### DESCRIPTION OF THE TASK
Return all the entries exactly, keeping pictures out.

### Data tied to figure images

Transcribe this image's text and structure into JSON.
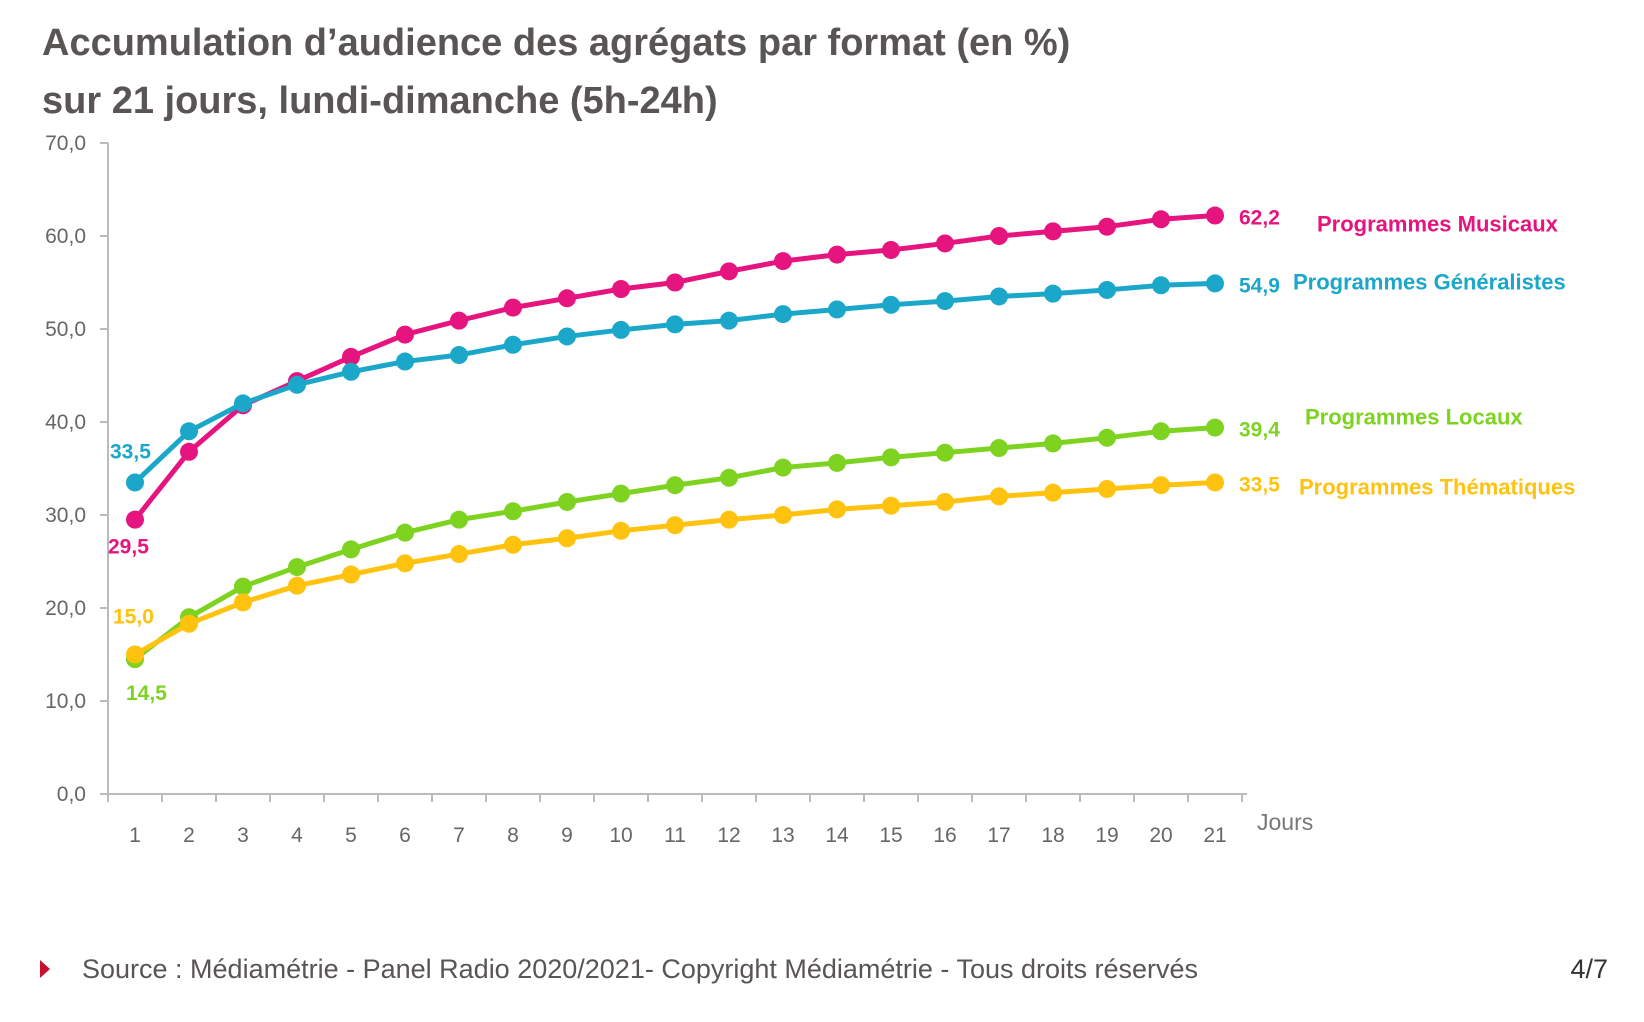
{
  "header": {
    "title_line1": "Accumulation d’audience des agrégats par format (en %)",
    "title_line2": "sur 21 jours, lundi-dimanche (5h-24h)"
  },
  "footer": {
    "source": "Source : Médiamétrie - Panel Radio 2020/2021- Copyright Médiamétrie - Tous droits réservés",
    "page": "4/7"
  },
  "chart_data": {
    "type": "line",
    "title": "Accumulation d’audience des agrégats par format (en %) sur 21 jours, lundi-dimanche (5h-24h)",
    "xlabel": "Jours",
    "ylabel": "",
    "x": [
      1,
      2,
      3,
      4,
      5,
      6,
      7,
      8,
      9,
      10,
      11,
      12,
      13,
      14,
      15,
      16,
      17,
      18,
      19,
      20,
      21
    ],
    "ylim": [
      0,
      70
    ],
    "yticks": [
      "0,0",
      "10,0",
      "20,0",
      "30,0",
      "40,0",
      "50,0",
      "60,0",
      "70,0"
    ],
    "grid": false,
    "legend": "right, labels at line ends",
    "series": [
      {
        "name": "Programmes Musicaux",
        "color": "#e6147f",
        "values": [
          29.5,
          36.8,
          41.8,
          44.4,
          47.0,
          49.4,
          50.9,
          52.3,
          53.3,
          54.3,
          55.0,
          56.2,
          57.3,
          58.0,
          58.5,
          59.2,
          60.0,
          60.5,
          61.0,
          61.8,
          62.2
        ],
        "start_label": "29,5",
        "end_label": "62,2"
      },
      {
        "name": "Programmes Généralistes",
        "color": "#1ba7c9",
        "values": [
          33.5,
          39.0,
          42.0,
          44.0,
          45.4,
          46.5,
          47.2,
          48.3,
          49.2,
          49.9,
          50.5,
          50.9,
          51.6,
          52.1,
          52.6,
          53.0,
          53.5,
          53.8,
          54.2,
          54.7,
          54.9
        ],
        "start_label": "33,5",
        "end_label": "54,9"
      },
      {
        "name": "Programmes Locaux",
        "color": "#7ed321",
        "values": [
          14.5,
          19.0,
          22.3,
          24.4,
          26.3,
          28.1,
          29.5,
          30.4,
          31.4,
          32.3,
          33.2,
          34.0,
          35.1,
          35.6,
          36.2,
          36.7,
          37.2,
          37.7,
          38.3,
          39.0,
          39.4
        ],
        "start_label": "14,5",
        "end_label": "39,4"
      },
      {
        "name": "Programmes Thématiques",
        "color": "#ffc20e",
        "values": [
          15.0,
          18.3,
          20.6,
          22.4,
          23.6,
          24.8,
          25.8,
          26.8,
          27.5,
          28.3,
          28.9,
          29.5,
          30.0,
          30.6,
          31.0,
          31.4,
          32.0,
          32.4,
          32.8,
          33.2,
          33.5
        ],
        "start_label": "15,0",
        "end_label": "33,5"
      }
    ]
  }
}
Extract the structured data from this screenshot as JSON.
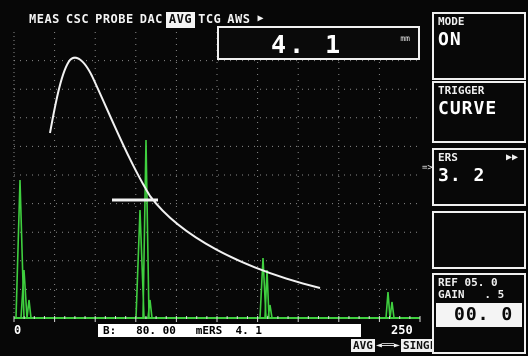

### TASK RESULT
Transcribe this image's text and structure into JSON.
{
  "header": {
    "title_line1": "Accumulation d’audience des agrégats par format (en %)",
    "title_line2": "sur 21 jours, lundi-dimanche (5h-24h)"
  },
  "footer": {
    "source": "Source : Médiamétrie - Panel Radio 2020/2021- Copyright Médiamétrie - Tous droits réservés",
    "page": "4/7"
  },
  "chart_data": {
    "type": "line",
    "title": "Accumulation d’audience des agrégats par format (en %) sur 21 jours, lundi-dimanche (5h-24h)",
    "xlabel": "Jours",
    "ylabel": "",
    "x": [
      1,
      2,
      3,
      4,
      5,
      6,
      7,
      8,
      9,
      10,
      11,
      12,
      13,
      14,
      15,
      16,
      17,
      18,
      19,
      20,
      21
    ],
    "ylim": [
      0,
      70
    ],
    "yticks": [
      "0,0",
      "10,0",
      "20,0",
      "30,0",
      "40,0",
      "50,0",
      "60,0",
      "70,0"
    ],
    "grid": false,
    "legend": "right, labels at line ends",
    "series": [
      {
        "name": "Programmes Musicaux",
        "color": "#e6147f",
        "values": [
          29.5,
          36.8,
          41.8,
          44.4,
          47.0,
          49.4,
          50.9,
          52.3,
          53.3,
          54.3,
          55.0,
          56.2,
          57.3,
          58.0,
          58.5,
          59.2,
          60.0,
          60.5,
          61.0,
          61.8,
          62.2
        ],
        "start_label": "29,5",
        "end_label": "62,2"
      },
      {
        "name": "Programmes Généralistes",
        "color": "#1ba7c9",
        "values": [
          33.5,
          39.0,
          42.0,
          44.0,
          45.4,
          46.5,
          47.2,
          48.3,
          49.2,
          49.9,
          50.5,
          50.9,
          51.6,
          52.1,
          52.6,
          53.0,
          53.5,
          53.8,
          54.2,
          54.7,
          54.9
        ],
        "start_label": "33,5",
        "end_label": "54,9"
      },
      {
        "name": "Programmes Locaux",
        "color": "#7ed321",
        "values": [
          14.5,
          19.0,
          22.3,
          24.4,
          26.3,
          28.1,
          29.5,
          30.4,
          31.4,
          32.3,
          33.2,
          34.0,
          35.1,
          35.6,
          36.2,
          36.7,
          37.2,
          37.7,
          38.3,
          39.0,
          39.4
        ],
        "start_label": "14,5",
        "end_label": "39,4"
      },
      {
        "name": "Programmes Thématiques",
        "color": "#ffc20e",
        "values": [
          15.0,
          18.3,
          20.6,
          22.4,
          23.6,
          24.8,
          25.8,
          26.8,
          27.5,
          28.3,
          28.9,
          29.5,
          30.0,
          30.6,
          31.0,
          31.4,
          32.0,
          32.4,
          32.8,
          33.2,
          33.5
        ],
        "start_label": "15,0",
        "end_label": "33,5"
      }
    ]
  }
}
Extract the structured data from this screenshot as JSON.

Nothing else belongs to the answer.